**PROMPT:** Scan the material below for lines with the word "平潭综合实验区办事处" and report how many there are, with nothing added.

**AVAILABLE RECORDS:**
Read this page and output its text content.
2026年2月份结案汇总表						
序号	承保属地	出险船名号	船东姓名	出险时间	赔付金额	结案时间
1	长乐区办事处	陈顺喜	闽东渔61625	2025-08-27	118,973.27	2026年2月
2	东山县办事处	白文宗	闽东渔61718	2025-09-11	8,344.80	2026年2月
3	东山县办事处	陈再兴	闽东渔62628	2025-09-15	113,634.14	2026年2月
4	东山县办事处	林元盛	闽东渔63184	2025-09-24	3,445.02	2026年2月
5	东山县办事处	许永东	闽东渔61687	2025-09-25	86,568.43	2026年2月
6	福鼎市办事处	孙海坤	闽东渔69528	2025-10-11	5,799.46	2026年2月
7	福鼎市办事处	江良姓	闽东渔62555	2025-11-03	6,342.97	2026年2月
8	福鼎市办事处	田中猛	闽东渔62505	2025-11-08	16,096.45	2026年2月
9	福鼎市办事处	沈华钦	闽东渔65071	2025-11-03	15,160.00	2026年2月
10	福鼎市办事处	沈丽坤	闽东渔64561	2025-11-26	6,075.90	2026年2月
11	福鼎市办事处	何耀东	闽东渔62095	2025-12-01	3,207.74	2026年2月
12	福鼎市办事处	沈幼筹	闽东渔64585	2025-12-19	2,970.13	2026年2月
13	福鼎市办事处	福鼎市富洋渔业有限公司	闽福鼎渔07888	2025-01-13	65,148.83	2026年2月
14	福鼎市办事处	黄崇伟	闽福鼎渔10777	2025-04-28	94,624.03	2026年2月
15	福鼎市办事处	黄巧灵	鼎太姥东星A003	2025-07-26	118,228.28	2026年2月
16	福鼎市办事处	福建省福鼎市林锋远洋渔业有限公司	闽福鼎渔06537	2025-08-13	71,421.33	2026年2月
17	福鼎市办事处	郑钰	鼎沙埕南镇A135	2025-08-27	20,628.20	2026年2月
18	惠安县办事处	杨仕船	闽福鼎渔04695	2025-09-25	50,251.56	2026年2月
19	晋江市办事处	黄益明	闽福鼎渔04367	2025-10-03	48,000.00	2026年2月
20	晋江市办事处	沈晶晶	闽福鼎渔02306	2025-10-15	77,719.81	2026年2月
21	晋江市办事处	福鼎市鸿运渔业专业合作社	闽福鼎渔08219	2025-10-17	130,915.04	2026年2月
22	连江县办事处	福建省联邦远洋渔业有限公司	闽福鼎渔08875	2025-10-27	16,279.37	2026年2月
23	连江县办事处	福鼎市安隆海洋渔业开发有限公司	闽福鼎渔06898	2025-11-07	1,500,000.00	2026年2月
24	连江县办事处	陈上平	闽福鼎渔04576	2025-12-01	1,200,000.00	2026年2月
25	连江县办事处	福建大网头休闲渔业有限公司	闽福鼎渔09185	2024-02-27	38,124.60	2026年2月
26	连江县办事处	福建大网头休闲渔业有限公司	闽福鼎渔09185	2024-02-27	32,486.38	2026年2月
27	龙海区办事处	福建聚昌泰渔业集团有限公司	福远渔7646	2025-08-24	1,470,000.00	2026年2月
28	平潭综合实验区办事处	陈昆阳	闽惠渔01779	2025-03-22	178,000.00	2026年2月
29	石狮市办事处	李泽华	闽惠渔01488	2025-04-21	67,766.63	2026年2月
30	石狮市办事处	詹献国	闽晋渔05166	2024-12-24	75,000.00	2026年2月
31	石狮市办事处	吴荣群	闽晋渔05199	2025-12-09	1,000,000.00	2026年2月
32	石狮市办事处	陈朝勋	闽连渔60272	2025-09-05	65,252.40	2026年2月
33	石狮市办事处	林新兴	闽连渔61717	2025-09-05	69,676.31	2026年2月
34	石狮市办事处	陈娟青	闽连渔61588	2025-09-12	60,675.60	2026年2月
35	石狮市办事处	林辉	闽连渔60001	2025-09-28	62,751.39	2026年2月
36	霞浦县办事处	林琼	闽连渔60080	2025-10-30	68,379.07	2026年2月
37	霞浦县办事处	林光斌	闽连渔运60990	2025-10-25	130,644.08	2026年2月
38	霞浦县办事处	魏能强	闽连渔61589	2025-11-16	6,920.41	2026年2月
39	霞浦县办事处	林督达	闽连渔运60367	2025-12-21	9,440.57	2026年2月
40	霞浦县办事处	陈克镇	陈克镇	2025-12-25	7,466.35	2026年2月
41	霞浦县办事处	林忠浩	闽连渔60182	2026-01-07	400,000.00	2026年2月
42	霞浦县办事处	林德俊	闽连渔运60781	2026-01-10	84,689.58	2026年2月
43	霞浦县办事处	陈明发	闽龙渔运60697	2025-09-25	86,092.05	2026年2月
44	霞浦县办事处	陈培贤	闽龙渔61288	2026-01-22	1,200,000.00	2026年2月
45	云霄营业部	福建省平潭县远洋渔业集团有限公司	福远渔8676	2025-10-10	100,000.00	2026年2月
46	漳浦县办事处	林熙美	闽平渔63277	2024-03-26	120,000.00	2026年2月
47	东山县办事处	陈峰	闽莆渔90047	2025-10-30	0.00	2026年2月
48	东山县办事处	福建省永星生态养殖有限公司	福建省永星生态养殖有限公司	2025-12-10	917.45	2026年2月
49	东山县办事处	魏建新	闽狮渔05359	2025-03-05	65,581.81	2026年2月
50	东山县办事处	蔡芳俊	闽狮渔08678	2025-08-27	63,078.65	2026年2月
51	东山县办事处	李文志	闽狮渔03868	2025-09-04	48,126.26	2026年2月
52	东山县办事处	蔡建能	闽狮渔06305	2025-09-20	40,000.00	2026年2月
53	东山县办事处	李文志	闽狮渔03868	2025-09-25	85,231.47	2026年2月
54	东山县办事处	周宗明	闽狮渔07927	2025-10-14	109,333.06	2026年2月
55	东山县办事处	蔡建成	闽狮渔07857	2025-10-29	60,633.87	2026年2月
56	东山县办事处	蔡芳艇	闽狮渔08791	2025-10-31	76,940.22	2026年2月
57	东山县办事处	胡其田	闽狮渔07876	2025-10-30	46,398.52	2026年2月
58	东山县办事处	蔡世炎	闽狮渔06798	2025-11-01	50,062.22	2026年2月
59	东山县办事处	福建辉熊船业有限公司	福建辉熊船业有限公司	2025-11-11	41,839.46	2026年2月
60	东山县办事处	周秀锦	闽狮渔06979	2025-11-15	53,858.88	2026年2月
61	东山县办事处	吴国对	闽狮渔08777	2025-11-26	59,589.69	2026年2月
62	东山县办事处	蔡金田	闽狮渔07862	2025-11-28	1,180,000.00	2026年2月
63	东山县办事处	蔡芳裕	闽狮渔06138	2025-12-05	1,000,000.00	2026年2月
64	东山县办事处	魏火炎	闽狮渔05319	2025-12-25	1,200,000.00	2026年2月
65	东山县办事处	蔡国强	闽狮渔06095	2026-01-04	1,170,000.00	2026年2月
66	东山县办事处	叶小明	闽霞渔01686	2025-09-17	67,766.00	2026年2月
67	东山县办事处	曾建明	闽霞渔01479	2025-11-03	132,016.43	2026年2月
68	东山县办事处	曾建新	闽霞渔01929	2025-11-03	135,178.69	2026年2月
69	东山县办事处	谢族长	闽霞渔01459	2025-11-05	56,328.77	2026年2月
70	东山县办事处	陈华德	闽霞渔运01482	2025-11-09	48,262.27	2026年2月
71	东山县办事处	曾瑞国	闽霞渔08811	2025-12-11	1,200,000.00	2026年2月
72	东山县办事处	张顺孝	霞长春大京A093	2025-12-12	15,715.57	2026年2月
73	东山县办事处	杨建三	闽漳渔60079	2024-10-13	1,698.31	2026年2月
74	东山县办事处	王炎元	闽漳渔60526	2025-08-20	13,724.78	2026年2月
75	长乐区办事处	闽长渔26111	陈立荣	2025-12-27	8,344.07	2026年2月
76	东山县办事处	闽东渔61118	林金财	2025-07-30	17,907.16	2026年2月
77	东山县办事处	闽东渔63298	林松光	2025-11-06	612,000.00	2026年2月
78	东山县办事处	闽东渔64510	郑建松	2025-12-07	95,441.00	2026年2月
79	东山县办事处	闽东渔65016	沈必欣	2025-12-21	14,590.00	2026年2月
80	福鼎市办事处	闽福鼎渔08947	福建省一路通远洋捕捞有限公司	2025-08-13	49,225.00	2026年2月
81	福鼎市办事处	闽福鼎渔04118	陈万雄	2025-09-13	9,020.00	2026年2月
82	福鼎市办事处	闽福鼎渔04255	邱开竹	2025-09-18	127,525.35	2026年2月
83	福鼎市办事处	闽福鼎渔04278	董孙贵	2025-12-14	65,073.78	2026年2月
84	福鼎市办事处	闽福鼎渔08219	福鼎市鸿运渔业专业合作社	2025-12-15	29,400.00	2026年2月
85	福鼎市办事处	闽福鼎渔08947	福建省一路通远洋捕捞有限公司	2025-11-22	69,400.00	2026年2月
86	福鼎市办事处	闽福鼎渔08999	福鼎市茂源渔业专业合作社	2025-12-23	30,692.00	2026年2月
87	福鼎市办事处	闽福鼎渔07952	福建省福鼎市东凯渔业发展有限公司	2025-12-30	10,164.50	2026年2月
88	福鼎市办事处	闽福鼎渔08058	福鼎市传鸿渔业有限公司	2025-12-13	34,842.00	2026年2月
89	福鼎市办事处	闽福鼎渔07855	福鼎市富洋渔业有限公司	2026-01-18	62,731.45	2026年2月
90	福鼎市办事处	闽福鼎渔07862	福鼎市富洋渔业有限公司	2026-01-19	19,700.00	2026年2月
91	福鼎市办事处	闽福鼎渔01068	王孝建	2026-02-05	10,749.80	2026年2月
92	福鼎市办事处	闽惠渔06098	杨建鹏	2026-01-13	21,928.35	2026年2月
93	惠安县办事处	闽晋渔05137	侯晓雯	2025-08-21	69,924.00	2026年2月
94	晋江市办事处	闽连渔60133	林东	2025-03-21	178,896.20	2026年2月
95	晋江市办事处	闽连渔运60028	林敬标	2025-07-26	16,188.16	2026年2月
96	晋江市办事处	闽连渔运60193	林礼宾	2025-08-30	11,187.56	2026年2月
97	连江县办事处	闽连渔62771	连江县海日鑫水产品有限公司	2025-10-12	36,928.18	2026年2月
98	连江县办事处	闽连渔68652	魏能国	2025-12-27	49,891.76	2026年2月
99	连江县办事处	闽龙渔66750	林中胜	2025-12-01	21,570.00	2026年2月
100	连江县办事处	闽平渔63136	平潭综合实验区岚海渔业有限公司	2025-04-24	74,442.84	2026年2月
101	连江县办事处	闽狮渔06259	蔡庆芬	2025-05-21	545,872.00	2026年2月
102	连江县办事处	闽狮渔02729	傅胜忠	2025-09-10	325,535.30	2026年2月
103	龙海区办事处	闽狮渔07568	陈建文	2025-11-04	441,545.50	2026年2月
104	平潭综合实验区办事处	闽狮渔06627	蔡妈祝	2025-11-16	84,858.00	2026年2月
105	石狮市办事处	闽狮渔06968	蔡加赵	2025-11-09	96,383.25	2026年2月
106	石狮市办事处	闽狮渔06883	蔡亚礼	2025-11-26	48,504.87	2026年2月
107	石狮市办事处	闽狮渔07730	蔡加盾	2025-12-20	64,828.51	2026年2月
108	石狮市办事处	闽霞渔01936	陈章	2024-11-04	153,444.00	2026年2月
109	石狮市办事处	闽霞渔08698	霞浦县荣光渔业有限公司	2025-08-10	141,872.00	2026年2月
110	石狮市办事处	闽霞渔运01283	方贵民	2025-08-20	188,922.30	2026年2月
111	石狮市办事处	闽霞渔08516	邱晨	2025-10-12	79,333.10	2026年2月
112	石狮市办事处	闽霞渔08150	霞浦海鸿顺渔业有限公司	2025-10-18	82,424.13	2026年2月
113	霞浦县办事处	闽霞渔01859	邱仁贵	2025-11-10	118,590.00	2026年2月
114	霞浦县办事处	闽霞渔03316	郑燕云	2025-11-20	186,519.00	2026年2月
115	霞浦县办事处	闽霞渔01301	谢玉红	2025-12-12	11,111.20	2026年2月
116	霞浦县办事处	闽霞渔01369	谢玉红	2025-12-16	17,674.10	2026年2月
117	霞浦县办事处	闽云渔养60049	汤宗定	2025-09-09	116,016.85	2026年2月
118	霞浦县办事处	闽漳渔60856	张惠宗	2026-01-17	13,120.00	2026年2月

**CORRECT RESULT:** 2